• **Data shown**
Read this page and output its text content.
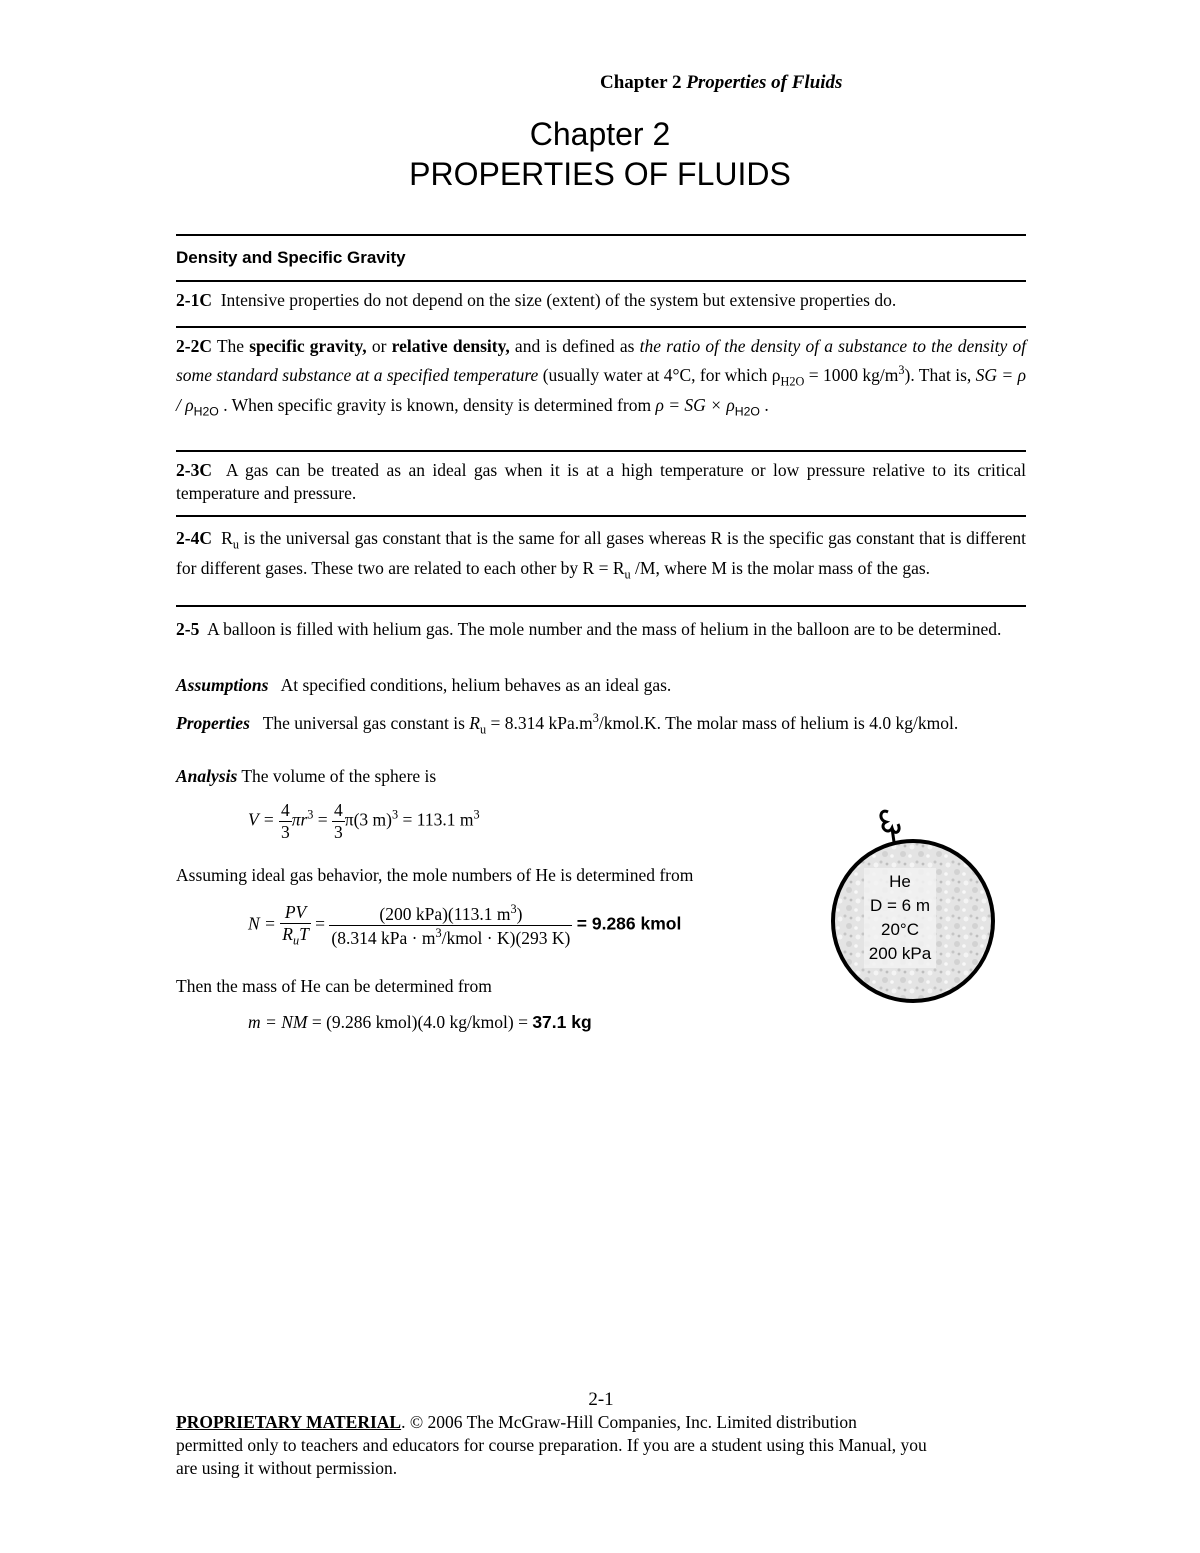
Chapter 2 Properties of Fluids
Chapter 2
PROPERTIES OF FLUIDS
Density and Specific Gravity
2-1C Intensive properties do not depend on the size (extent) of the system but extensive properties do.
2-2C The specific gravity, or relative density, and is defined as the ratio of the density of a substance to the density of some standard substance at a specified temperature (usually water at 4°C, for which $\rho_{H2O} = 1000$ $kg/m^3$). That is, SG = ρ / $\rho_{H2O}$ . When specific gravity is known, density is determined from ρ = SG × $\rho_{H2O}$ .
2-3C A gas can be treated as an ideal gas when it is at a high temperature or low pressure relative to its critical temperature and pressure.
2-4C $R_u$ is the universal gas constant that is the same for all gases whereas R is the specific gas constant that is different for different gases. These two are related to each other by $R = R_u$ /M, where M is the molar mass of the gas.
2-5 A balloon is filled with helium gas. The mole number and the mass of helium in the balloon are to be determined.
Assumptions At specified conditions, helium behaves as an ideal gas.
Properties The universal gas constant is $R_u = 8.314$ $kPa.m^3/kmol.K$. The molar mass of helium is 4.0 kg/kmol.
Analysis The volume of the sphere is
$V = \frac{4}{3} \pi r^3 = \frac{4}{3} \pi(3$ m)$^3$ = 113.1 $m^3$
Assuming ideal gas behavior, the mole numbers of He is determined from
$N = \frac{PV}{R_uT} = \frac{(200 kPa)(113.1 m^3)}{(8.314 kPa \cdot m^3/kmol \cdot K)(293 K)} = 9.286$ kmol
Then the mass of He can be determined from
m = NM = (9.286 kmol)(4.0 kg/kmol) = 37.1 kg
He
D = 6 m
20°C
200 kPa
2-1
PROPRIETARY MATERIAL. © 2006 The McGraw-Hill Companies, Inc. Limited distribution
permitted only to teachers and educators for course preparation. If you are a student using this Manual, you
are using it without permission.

• **Task objective**
Print all entries exactly. The images do not belong in the copy.

• **Response for this exercise**
Read this page and output its text content.
Chapter 2 Properties of Fluids
Chapter 2
PROPERTIES OF FLUIDS
Density and Specific Gravity
2-1C Intensive properties do not depend on the size (extent) of the system but extensive properties do.
2-2C The specific gravity, or relative density, and is defined as the ratio of the density of a substance to the density of some standard substance at a specified temperature (usually water at 4°C, for which $\rho_{H2O} = 1000$ $kg/m^3$). That is, SG = ρ / $\rho_{H2O}$ . When specific gravity is known, density is determined from ρ = SG × $\rho_{H2O}$ .
2-3C A gas can be treated as an ideal gas when it is at a high temperature or low pressure relative to its critical temperature and pressure.
2-4C $R_u$ is the universal gas constant that is the same for all gases whereas R is the specific gas constant that is different for different gases. These two are related to each other by $R = R_u$ /M, where M is the molar mass of the gas.
2-5 A balloon is filled with helium gas. The mole number and the mass of helium in the balloon are to be determined.
Assumptions At specified conditions, helium behaves as an ideal gas.
Properties The universal gas constant is $R_u = 8.314$ $kPa.m^3/kmol.K$. The molar mass of helium is 4.0 kg/kmol.
Analysis The volume of the sphere is
$V = \frac{4}{3} \pi r^3 = \frac{4}{3} \pi(3$ m)$^3$ = 113.1 $m^3$
Assuming ideal gas behavior, the mole numbers of He is determined from
$N = \frac{PV}{R_uT} = \frac{(200 kPa)(113.1 m^3)}{(8.314 kPa \cdot m^3/kmol \cdot K)(293 K)} = 9.286$ kmol
Then the mass of He can be determined from
m = NM = (9.286 kmol)(4.0 kg/kmol) = 37.1 kg
He
D = 6 m
20°C
200 kPa
2-1
PROPRIETARY MATERIAL. © 2006 The McGraw-Hill Companies, Inc. Limited distribution
permitted only to teachers and educators for course preparation. If you are a student using this Manual, you
are using it without permission.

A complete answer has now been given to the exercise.